TASK OBJECTIVE – Of all the lines in the material below, how many include the string "name"? Give the number only.

LISTED RECORDS –
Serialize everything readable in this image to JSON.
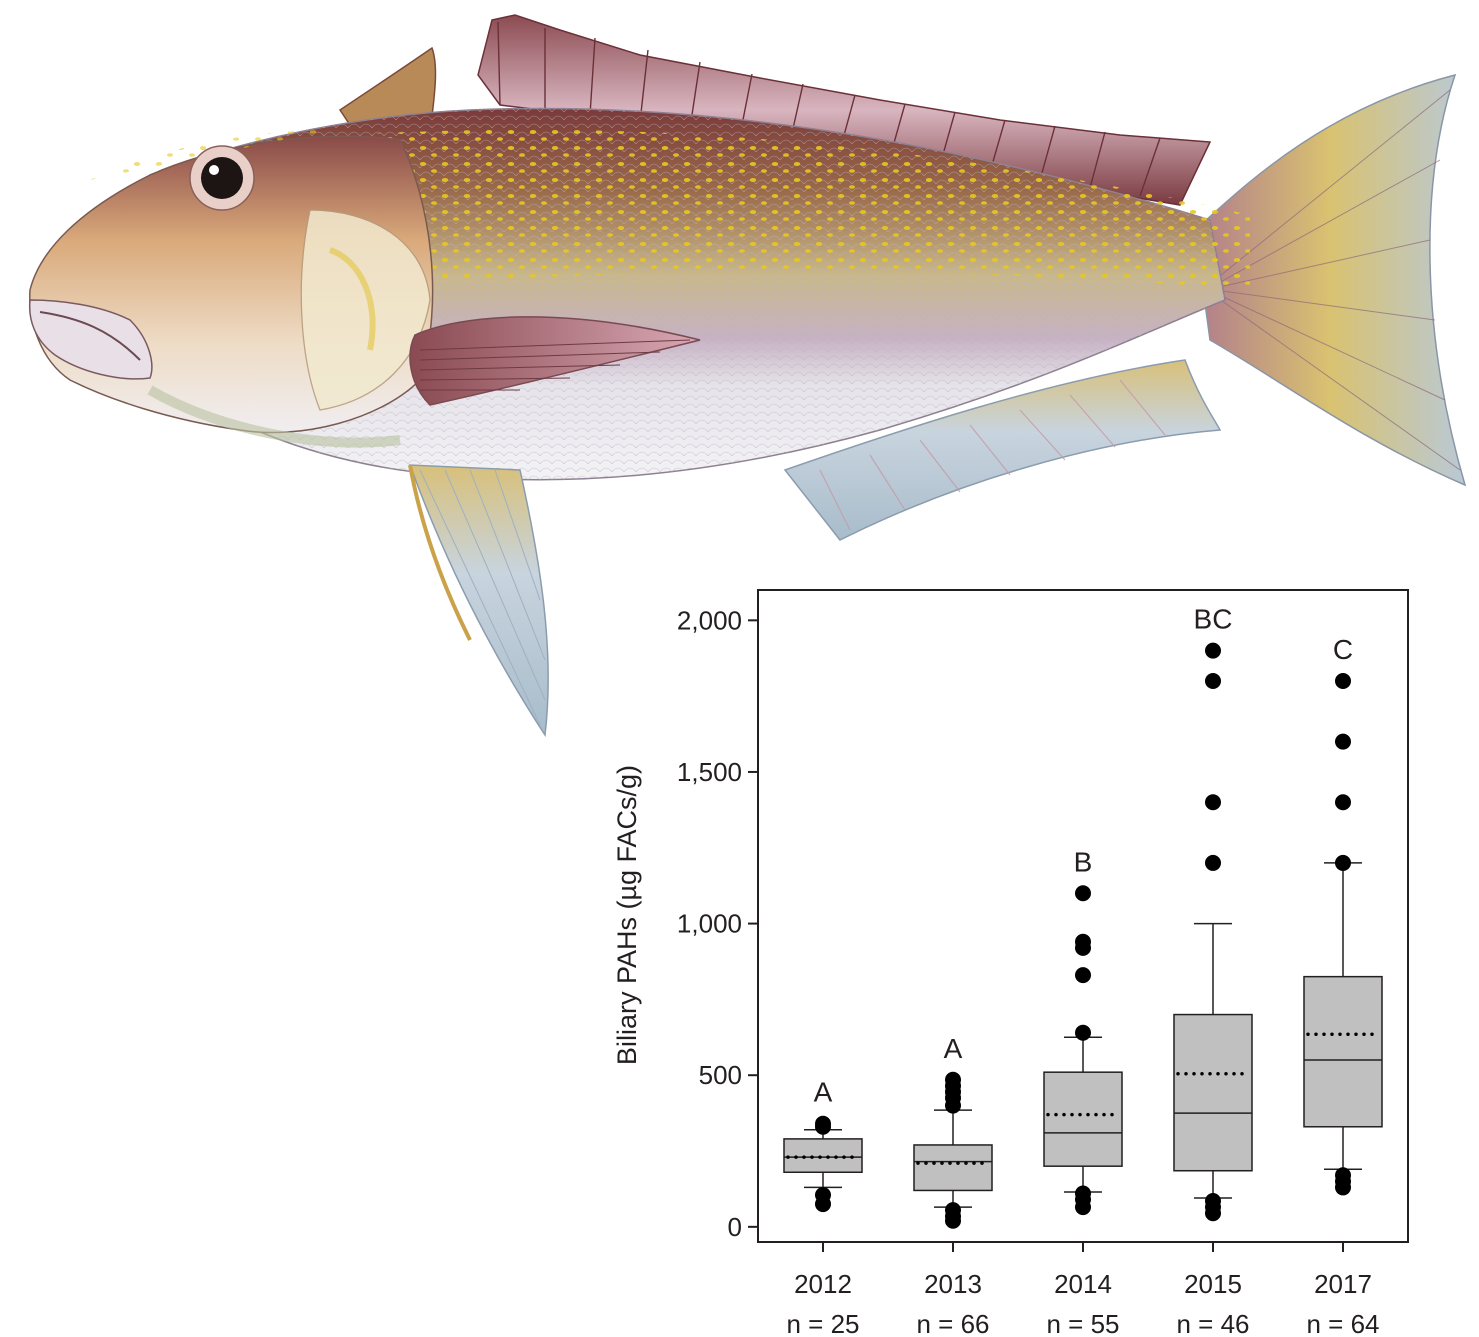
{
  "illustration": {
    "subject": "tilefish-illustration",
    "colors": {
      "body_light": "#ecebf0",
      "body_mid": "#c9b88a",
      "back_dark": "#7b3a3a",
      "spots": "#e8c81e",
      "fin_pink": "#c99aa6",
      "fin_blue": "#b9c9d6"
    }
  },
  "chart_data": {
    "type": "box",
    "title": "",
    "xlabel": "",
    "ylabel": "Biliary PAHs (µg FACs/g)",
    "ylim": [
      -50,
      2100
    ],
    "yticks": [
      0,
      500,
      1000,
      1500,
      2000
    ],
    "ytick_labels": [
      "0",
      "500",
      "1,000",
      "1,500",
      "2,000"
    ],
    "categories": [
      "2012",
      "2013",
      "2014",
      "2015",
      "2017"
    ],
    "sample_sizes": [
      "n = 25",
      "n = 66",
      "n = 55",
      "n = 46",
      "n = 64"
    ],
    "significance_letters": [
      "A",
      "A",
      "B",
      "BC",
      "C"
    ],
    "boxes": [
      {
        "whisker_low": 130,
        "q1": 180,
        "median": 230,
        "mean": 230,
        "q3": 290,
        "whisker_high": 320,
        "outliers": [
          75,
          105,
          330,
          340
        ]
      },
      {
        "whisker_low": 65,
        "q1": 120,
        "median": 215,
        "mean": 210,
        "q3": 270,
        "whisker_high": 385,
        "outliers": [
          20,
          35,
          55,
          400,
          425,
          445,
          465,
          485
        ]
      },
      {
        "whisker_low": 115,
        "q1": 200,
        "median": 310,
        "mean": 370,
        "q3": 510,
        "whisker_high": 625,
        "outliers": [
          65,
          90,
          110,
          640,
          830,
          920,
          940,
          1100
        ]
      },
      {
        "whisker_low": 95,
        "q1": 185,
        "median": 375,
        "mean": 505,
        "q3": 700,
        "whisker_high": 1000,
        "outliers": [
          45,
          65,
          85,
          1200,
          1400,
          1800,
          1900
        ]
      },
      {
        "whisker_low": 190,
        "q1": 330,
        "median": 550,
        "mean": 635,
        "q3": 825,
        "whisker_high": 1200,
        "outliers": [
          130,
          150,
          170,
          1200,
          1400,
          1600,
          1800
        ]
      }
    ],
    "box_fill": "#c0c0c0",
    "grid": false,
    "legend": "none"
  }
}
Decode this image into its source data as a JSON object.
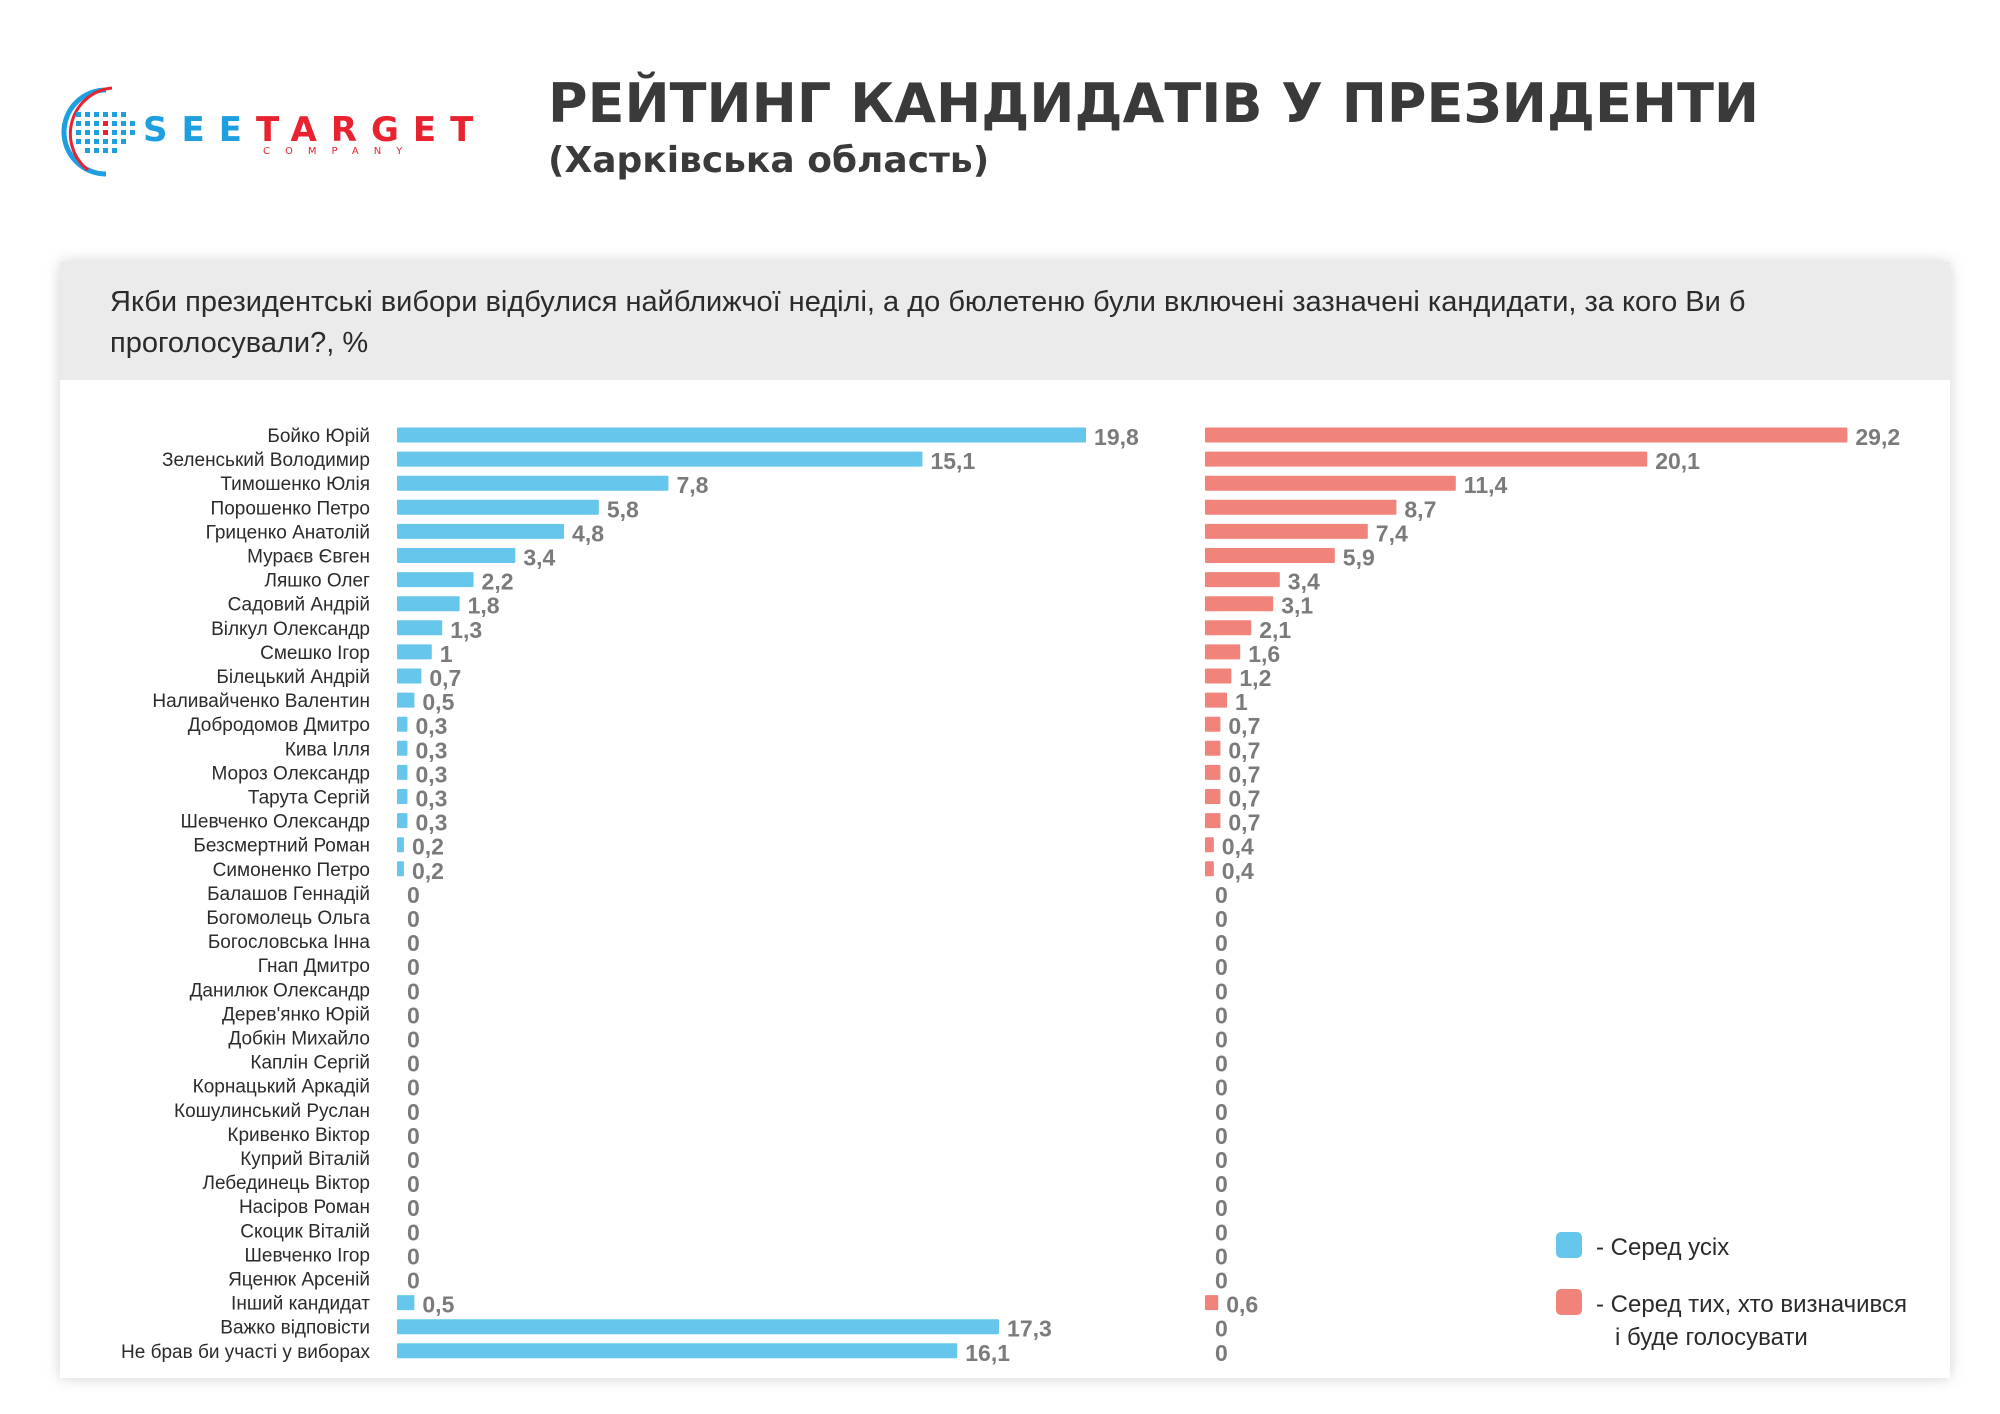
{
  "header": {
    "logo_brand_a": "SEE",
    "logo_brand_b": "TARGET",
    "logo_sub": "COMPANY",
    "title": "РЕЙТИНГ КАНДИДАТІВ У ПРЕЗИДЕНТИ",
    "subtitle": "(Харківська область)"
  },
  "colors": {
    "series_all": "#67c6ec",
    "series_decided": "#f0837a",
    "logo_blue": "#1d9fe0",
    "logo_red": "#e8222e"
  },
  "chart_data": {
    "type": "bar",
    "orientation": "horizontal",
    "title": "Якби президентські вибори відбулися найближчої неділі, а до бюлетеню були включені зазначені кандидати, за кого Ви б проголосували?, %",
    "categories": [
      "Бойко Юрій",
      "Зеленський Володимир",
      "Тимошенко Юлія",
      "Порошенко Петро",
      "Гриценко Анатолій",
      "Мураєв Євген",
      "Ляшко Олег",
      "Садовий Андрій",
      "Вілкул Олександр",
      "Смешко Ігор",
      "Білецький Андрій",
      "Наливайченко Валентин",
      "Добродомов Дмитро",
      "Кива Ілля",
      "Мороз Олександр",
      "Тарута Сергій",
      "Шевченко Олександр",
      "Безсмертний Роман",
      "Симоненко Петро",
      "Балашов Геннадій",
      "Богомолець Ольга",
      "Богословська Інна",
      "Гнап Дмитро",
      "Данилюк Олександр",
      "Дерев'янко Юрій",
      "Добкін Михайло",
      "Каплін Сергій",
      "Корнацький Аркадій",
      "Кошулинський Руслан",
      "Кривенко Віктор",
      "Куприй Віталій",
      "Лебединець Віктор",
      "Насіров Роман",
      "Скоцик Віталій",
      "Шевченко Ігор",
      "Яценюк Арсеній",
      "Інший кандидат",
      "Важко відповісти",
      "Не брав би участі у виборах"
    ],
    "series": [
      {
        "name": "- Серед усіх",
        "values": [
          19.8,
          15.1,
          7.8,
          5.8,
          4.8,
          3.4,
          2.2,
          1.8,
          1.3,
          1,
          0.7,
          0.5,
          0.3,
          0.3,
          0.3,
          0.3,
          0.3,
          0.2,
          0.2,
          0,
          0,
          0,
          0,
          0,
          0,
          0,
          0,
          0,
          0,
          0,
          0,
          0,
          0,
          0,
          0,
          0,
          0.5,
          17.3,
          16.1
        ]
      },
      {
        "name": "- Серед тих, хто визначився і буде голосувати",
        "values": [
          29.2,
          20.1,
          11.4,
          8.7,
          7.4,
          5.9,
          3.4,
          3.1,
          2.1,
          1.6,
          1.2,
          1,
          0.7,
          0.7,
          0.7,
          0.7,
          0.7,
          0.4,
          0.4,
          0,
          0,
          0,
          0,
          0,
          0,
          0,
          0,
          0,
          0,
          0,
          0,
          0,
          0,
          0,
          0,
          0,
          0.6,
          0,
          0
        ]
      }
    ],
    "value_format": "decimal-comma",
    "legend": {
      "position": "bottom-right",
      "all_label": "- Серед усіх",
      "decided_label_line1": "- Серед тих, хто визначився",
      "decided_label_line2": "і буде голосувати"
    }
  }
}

==

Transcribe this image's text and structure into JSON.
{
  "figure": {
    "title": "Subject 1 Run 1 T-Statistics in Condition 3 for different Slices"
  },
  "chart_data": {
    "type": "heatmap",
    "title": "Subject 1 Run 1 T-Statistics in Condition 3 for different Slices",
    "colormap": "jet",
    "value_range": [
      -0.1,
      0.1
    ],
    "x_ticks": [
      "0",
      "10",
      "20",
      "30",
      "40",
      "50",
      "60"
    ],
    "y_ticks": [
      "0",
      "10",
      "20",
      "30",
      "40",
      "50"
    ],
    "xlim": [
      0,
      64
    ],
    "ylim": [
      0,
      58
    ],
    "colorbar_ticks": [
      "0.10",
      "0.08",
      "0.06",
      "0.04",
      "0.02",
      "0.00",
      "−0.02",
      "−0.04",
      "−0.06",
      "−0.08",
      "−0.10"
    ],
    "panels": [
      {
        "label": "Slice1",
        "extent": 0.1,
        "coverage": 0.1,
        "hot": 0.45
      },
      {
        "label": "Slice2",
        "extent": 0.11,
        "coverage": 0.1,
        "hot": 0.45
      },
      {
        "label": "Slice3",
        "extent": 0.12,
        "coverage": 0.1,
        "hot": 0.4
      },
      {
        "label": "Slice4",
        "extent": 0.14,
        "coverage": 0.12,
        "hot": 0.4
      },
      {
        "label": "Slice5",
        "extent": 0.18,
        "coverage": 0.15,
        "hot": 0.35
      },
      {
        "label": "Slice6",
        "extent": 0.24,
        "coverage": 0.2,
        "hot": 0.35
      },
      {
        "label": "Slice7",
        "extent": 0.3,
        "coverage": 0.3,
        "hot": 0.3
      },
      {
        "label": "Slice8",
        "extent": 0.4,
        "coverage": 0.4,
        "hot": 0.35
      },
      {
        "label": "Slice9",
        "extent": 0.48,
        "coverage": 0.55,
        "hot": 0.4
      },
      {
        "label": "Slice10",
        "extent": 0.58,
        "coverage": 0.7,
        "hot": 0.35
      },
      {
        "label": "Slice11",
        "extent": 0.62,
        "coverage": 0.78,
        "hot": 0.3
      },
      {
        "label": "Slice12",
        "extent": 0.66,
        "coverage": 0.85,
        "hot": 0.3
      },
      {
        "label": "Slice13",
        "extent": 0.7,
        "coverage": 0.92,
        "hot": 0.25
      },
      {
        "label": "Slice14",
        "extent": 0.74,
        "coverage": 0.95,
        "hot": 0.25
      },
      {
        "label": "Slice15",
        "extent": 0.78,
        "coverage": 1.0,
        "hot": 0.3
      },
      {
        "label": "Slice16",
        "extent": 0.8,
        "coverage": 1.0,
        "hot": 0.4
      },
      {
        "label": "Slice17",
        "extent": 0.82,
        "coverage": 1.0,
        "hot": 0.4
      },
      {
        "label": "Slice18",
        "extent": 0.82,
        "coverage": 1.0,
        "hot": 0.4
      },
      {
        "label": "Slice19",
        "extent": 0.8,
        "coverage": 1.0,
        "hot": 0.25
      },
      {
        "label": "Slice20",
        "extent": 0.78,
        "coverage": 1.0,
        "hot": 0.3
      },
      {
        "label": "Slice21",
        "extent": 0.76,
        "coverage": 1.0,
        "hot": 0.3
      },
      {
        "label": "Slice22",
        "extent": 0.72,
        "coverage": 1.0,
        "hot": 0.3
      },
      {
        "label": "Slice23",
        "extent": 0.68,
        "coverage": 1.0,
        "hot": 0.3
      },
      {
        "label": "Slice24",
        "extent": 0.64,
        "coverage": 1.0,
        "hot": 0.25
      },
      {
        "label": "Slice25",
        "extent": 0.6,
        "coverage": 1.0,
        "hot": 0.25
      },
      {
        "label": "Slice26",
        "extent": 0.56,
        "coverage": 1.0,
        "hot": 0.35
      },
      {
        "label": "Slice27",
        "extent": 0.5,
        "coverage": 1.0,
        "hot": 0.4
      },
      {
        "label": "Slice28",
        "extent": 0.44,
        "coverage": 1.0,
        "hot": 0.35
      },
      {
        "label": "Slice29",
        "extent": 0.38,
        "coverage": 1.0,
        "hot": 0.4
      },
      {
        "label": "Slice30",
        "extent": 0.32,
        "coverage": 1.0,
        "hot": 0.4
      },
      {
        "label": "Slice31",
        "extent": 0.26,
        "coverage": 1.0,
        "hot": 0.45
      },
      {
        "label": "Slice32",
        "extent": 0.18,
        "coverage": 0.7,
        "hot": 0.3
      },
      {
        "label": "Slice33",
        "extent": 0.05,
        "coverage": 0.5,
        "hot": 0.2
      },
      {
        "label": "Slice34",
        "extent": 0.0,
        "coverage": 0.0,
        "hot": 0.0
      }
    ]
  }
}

RESPONSE BELOW – 2